── DOCUMENT EXCERPT
The weirdness of TNUA tonight was partly the ride and partly me. I’m not riding enough during the week lately to stay in shape from week-to-week. I felt great at the start of the ride, and the “burn” in my legs had just about burned-out by the time I got home.
As for the ride, 53 of us tonight, yet Scott took us through the U of R for most of the night. I’m not sure what his reasoning was, but we were bunched-up all night long. Maybe he felt we got too strung out last week. Maybe he felt we needed some practice riding in a tight group in a confined space. Maybe there were complaints that last week we got too far out if anyone wanted to drop. Who knows?
Whatever it was, I didn’t care for it. Too many bikes in too little space meant that there was very little room to pass, so I spent much of the night pedaling lightly at an uncomfortably slow cadence, so that I didn’t run over the riders ahead of me. When there was space and opportunity to drop the hammer, my legs were “stuck” to the slower rhythm and I really had to work at it to get my cadence, power and speed up.
But take these complaints in the context of last week’s ride, which was perfect for me. Any ride this week just wouldn’t measure up. And any ride is so much better than no ride at all.
I liked being out in the just barely freezing cold. I liked getting my lungs acclimated to working very hard in it. And I liked being part of a group that does stuff that’s fun and comes easily, but that the vast majority of the population would consder to be very hard to do. It’s sort of our little secret.
We had a couple of new TNUAers tonight. One guy took over my old postion of DFL. But what a trooper. At one point we had finished counting-off, noted his absence and were turning around, when into the lot he pedaled. And he didn’t complain that he got no chance to rest.
We also got a whole group of roadies from Park Ave Bike Shop. I hadn’t seen them on the ride before. There were a couple of really nice-looking rides in the group. And we had three fixies by my count. Possibly more because I overheard some riders calling it an invasion of fixies.
Anyway, I left a little early, again due to limited battery life on the NiteRider halogen headlight. Well, that and I just didn’t feel like doing another repeat on Wilson Blvd. And I was hungry. And I had to pee.
────
── INFORMATION SUPPLIED
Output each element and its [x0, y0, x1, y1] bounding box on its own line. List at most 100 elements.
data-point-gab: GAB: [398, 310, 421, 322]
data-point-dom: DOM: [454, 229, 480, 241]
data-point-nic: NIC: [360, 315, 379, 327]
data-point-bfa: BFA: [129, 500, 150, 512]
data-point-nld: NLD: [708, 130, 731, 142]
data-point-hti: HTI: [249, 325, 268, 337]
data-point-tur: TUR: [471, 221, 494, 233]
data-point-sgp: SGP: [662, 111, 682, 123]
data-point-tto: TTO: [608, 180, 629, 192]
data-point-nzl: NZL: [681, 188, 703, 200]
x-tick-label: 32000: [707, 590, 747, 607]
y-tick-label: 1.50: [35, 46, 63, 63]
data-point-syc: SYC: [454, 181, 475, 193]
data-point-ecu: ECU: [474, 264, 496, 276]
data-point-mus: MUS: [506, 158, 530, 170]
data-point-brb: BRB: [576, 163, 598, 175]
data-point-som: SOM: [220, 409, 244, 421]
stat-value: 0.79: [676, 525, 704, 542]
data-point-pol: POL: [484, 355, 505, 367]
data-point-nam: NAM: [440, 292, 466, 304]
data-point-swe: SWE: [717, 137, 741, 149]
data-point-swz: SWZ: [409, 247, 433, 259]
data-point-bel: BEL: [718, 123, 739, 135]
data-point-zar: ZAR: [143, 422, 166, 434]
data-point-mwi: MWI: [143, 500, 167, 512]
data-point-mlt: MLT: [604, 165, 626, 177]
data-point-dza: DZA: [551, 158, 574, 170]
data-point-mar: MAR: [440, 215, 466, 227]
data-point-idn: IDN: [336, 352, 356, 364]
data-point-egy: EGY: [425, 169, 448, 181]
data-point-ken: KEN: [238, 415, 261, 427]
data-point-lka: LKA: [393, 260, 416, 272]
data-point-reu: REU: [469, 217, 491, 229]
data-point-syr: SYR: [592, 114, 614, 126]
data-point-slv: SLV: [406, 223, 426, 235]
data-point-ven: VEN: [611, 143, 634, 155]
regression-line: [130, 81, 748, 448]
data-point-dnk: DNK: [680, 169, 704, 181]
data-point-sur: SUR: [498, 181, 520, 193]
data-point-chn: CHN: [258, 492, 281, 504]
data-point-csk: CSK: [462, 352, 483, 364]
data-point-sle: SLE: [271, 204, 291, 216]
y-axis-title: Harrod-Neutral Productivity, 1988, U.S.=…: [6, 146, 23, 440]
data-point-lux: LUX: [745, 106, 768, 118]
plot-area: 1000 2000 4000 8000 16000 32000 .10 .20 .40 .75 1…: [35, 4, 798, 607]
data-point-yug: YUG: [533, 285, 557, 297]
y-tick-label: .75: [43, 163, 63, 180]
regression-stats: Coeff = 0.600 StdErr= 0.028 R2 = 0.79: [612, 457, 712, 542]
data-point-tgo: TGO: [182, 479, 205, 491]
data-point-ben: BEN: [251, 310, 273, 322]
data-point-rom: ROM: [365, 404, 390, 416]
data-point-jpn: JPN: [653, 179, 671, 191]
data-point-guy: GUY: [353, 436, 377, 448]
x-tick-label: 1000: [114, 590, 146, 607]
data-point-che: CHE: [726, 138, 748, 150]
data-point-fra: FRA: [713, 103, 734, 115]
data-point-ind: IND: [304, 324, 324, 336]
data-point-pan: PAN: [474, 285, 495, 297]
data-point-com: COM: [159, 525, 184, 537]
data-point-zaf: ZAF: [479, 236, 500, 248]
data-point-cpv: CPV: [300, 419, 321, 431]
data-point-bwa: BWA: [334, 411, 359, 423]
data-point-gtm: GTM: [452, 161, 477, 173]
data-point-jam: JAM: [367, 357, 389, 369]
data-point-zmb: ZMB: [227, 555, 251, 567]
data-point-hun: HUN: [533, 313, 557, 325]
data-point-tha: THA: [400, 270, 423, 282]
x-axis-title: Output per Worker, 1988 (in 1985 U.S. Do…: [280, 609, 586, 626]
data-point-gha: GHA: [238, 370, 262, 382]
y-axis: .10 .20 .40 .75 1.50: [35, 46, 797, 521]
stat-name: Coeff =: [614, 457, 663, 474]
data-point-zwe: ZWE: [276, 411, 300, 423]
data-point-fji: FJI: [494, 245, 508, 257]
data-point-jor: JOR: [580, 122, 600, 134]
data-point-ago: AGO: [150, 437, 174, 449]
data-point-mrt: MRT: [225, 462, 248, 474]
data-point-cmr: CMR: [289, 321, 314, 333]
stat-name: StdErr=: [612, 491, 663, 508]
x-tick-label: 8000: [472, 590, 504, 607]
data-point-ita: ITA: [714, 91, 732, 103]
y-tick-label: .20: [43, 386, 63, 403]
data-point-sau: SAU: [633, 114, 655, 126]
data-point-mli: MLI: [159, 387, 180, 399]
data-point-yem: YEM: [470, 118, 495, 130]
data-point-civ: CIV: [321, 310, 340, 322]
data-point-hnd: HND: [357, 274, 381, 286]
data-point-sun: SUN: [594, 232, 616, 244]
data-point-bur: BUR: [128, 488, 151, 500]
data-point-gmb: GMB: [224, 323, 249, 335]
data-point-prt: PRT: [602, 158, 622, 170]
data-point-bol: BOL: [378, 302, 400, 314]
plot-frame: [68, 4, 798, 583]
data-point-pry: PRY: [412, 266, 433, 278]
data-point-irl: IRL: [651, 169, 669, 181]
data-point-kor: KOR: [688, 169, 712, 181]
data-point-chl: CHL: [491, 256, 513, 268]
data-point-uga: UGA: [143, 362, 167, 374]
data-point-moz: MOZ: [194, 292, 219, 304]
────
▶ **EXERCISE GOAL**
Write the next part of the account of the evening group bike ride, picking up after its last sentence. These rows come from a separate source and are unrelated to the text above them.

▶ **FINAL ANSWER**
By the numbers
- 53 riders
- 4 flats
- 1 low-hanging branch to the face
- 32 degrees Farenheit
- 5 MPH winds from the SE
- 01:39:13 Riding time
- 02:30 Total time
- 21.09 Miles
- 12.7 MPH avg speed
- 26.1 MPH max speed
- 50 RPM avg cadence
- 120 RPM max cadence
- 50,200 total pedal revolutions.

November 22nd, 2006 at 4:51 pm EST
I did my own TNUA this week (nah, it was a TNRide only) but it was fun. Get yourself an L&M Arc and head out on your own
November 23rd, 2006 at 12:25 pm EST
I just plain can’t afford a HID. The Light & Motion ARC costs more than my bike did. Although admittedly, I’ve spent nearly twice the bike’s purchase price on additional equipment (racks, fenders, lights, etc.) and replacing components (seatpost, saddle, cassette, pedals.)
In the group ride situation, I also think the HID is just too bright. They’re damned annoying in some of the close quarters we ride in, and when we regroup, they’re such a pain, that the ride leader makes people turn them off. And of course, the life-expectancy of a HID bulbs is based not on burn time, but on/off cycles. (The replacement bulbs are pricey enough that owners groan when they go, then show up the next week with halogens.)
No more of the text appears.